Page layout parsing data
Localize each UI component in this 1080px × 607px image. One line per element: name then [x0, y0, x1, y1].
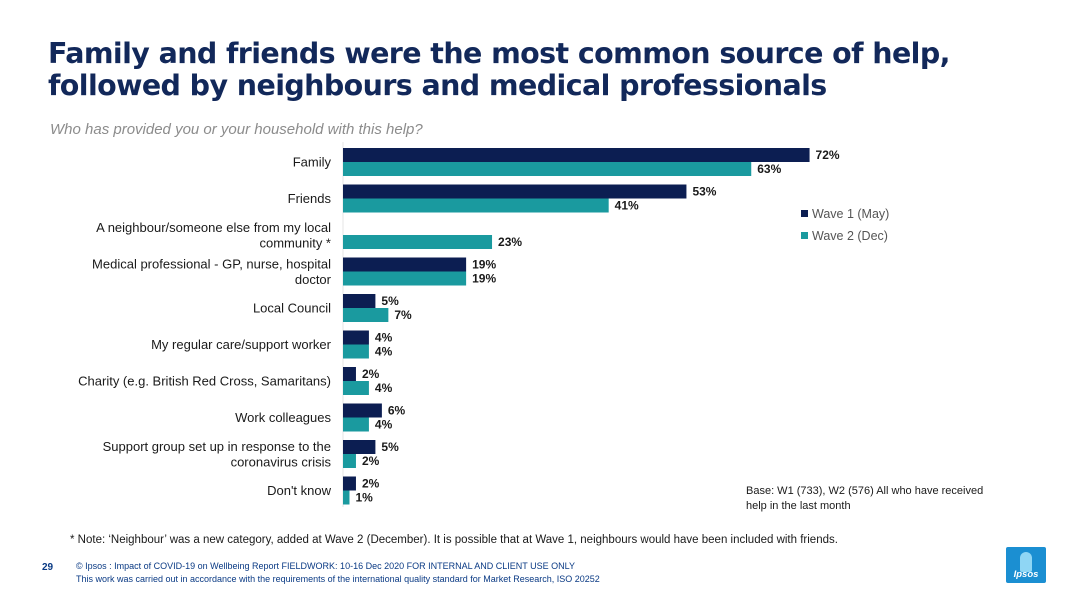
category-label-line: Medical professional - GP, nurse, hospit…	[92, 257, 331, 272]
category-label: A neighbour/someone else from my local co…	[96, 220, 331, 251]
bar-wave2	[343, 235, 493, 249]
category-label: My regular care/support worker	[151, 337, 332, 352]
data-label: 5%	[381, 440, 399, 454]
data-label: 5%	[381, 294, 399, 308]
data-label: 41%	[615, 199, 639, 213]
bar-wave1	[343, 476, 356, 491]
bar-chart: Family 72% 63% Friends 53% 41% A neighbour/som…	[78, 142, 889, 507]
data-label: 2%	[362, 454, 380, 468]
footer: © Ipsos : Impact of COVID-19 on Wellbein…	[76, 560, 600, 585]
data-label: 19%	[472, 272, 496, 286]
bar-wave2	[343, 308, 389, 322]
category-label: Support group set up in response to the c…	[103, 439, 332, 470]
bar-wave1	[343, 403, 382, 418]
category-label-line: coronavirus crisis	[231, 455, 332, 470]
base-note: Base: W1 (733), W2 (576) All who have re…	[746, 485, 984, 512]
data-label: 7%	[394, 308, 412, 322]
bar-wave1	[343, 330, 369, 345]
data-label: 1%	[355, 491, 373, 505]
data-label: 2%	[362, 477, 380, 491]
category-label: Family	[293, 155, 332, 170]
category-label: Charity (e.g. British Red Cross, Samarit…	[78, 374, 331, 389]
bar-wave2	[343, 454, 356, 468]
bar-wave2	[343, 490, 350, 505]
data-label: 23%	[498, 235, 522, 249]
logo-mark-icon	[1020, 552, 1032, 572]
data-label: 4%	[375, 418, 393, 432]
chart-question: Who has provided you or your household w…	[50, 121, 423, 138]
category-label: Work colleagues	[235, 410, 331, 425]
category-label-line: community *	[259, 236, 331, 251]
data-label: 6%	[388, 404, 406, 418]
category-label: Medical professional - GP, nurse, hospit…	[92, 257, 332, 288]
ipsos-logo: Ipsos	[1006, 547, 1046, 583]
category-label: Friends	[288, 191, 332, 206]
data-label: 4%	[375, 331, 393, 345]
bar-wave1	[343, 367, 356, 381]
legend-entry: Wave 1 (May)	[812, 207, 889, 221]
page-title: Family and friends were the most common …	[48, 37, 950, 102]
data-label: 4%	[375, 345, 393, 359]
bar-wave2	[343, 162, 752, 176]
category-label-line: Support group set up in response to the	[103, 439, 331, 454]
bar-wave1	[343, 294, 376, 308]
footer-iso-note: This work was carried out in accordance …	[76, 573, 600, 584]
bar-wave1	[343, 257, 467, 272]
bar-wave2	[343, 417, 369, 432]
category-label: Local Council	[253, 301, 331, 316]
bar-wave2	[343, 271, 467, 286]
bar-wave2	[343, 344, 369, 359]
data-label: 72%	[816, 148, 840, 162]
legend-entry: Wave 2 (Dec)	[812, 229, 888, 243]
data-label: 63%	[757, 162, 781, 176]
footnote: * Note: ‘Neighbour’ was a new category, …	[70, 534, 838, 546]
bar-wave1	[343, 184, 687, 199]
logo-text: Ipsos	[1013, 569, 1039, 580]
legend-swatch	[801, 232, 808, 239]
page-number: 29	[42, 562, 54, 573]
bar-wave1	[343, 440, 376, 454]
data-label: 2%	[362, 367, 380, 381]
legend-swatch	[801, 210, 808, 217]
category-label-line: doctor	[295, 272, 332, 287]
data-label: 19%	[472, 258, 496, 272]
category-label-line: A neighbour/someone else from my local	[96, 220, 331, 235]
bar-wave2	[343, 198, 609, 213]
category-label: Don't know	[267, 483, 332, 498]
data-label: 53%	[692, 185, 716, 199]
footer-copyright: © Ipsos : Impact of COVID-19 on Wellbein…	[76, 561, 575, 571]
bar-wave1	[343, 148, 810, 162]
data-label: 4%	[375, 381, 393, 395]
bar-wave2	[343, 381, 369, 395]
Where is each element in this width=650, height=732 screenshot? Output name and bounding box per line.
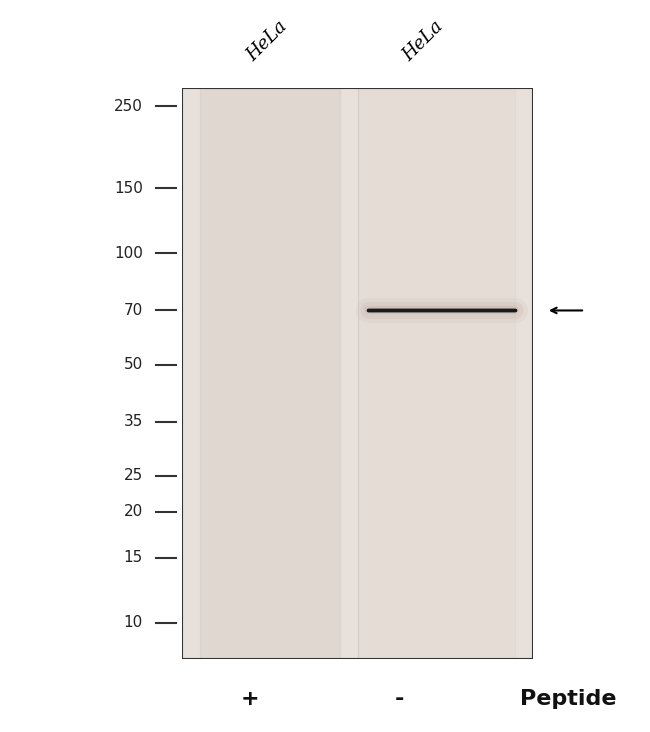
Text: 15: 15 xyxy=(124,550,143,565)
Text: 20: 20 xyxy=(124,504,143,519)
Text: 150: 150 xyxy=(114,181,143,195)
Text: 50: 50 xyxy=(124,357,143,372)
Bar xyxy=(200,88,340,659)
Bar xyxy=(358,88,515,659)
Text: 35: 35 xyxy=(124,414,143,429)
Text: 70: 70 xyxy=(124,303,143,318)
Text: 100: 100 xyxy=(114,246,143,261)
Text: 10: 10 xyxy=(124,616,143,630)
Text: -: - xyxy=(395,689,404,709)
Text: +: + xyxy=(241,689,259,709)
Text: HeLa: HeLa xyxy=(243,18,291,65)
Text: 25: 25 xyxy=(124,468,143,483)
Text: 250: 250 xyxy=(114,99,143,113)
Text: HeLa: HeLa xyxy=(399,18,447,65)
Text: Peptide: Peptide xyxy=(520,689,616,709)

▶ WORK INSTRUCTION
What the answer must hold: all the data above, given again exactly, without pictures.

▶ ANSWER SPACE
Localize each UI component in this 1080px × 607px image. One line per element: name then [x0, y0, x1, y1].
category-label-line: Medical professional - GP, nurse, hospit…	[92, 257, 331, 272]
category-label: A neighbour/someone else from my local co…	[96, 220, 331, 251]
bar-wave2	[343, 235, 493, 249]
category-label: My regular care/support worker	[151, 337, 332, 352]
data-label: 5%	[381, 440, 399, 454]
data-label: 5%	[381, 294, 399, 308]
data-label: 41%	[615, 199, 639, 213]
bar-wave1	[343, 476, 356, 491]
bar-chart: Family 72% 63% Friends 53% 41% A neighbour/som…	[78, 142, 889, 507]
data-label: 2%	[362, 454, 380, 468]
footer: © Ipsos : Impact of COVID-19 on Wellbein…	[76, 560, 600, 585]
data-label: 19%	[472, 272, 496, 286]
bar-wave2	[343, 308, 389, 322]
category-label: Support group set up in response to the c…	[103, 439, 332, 470]
bar-wave1	[343, 403, 382, 418]
category-label-line: coronavirus crisis	[231, 455, 332, 470]
base-note: Base: W1 (733), W2 (576) All who have re…	[746, 485, 984, 512]
data-label: 7%	[394, 308, 412, 322]
bar-wave1	[343, 330, 369, 345]
data-label: 1%	[355, 491, 373, 505]
data-label: 2%	[362, 477, 380, 491]
category-label: Family	[293, 155, 332, 170]
category-label: Charity (e.g. British Red Cross, Samarit…	[78, 374, 331, 389]
bar-wave2	[343, 454, 356, 468]
bar-wave2	[343, 490, 350, 505]
data-label: 23%	[498, 235, 522, 249]
logo-mark-icon	[1020, 552, 1032, 572]
data-label: 4%	[375, 418, 393, 432]
chart-question: Who has provided you or your household w…	[50, 121, 423, 138]
category-label: Work colleagues	[235, 410, 331, 425]
category-label-line: community *	[259, 236, 331, 251]
data-label: 6%	[388, 404, 406, 418]
category-label: Medical professional - GP, nurse, hospit…	[92, 257, 332, 288]
ipsos-logo: Ipsos	[1006, 547, 1046, 583]
category-label: Friends	[288, 191, 332, 206]
data-label: 4%	[375, 331, 393, 345]
bar-wave1	[343, 367, 356, 381]
legend-entry: Wave 1 (May)	[812, 207, 889, 221]
page-title: Family and friends were the most common …	[48, 37, 950, 102]
data-label: 4%	[375, 345, 393, 359]
bar-wave2	[343, 162, 752, 176]
category-label-line: Support group set up in response to the	[103, 439, 331, 454]
bar-wave1	[343, 294, 376, 308]
footer-iso-note: This work was carried out in accordance …	[76, 573, 600, 584]
bar-wave1	[343, 257, 467, 272]
bar-wave2	[343, 417, 369, 432]
category-label: Local Council	[253, 301, 331, 316]
bar-wave2	[343, 271, 467, 286]
bar-wave2	[343, 344, 369, 359]
data-label: 72%	[816, 148, 840, 162]
legend-entry: Wave 2 (Dec)	[812, 229, 888, 243]
data-label: 63%	[757, 162, 781, 176]
footnote: * Note: ‘Neighbour’ was a new category, …	[70, 534, 838, 546]
bar-wave1	[343, 184, 687, 199]
logo-text: Ipsos	[1013, 569, 1039, 580]
legend-swatch	[801, 232, 808, 239]
page-number: 29	[42, 562, 54, 573]
bar-wave1	[343, 440, 376, 454]
data-label: 2%	[362, 367, 380, 381]
legend-swatch	[801, 210, 808, 217]
category-label-line: doctor	[295, 272, 332, 287]
data-label: 19%	[472, 258, 496, 272]
category-label-line: A neighbour/someone else from my local	[96, 220, 331, 235]
bar-wave2	[343, 198, 609, 213]
category-label: Don't know	[267, 483, 332, 498]
data-label: 53%	[692, 185, 716, 199]
footer-copyright: © Ipsos : Impact of COVID-19 on Wellbein…	[76, 561, 575, 571]
bar-wave1	[343, 148, 810, 162]
data-label: 4%	[375, 381, 393, 395]
bar-wave2	[343, 381, 369, 395]
Where is each element in this width=650, height=732 screenshot? Output name and bounding box per line.
Text: 15: 15 xyxy=(124,550,143,565)
Text: 20: 20 xyxy=(124,504,143,519)
Text: 150: 150 xyxy=(114,181,143,195)
Text: 50: 50 xyxy=(124,357,143,372)
Bar xyxy=(200,88,340,659)
Bar xyxy=(358,88,515,659)
Text: 35: 35 xyxy=(124,414,143,429)
Text: 70: 70 xyxy=(124,303,143,318)
Text: 100: 100 xyxy=(114,246,143,261)
Text: 10: 10 xyxy=(124,616,143,630)
Text: -: - xyxy=(395,689,404,709)
Text: +: + xyxy=(241,689,259,709)
Text: HeLa: HeLa xyxy=(243,18,291,65)
Text: 25: 25 xyxy=(124,468,143,483)
Text: 250: 250 xyxy=(114,99,143,113)
Text: HeLa: HeLa xyxy=(399,18,447,65)
Text: Peptide: Peptide xyxy=(520,689,616,709)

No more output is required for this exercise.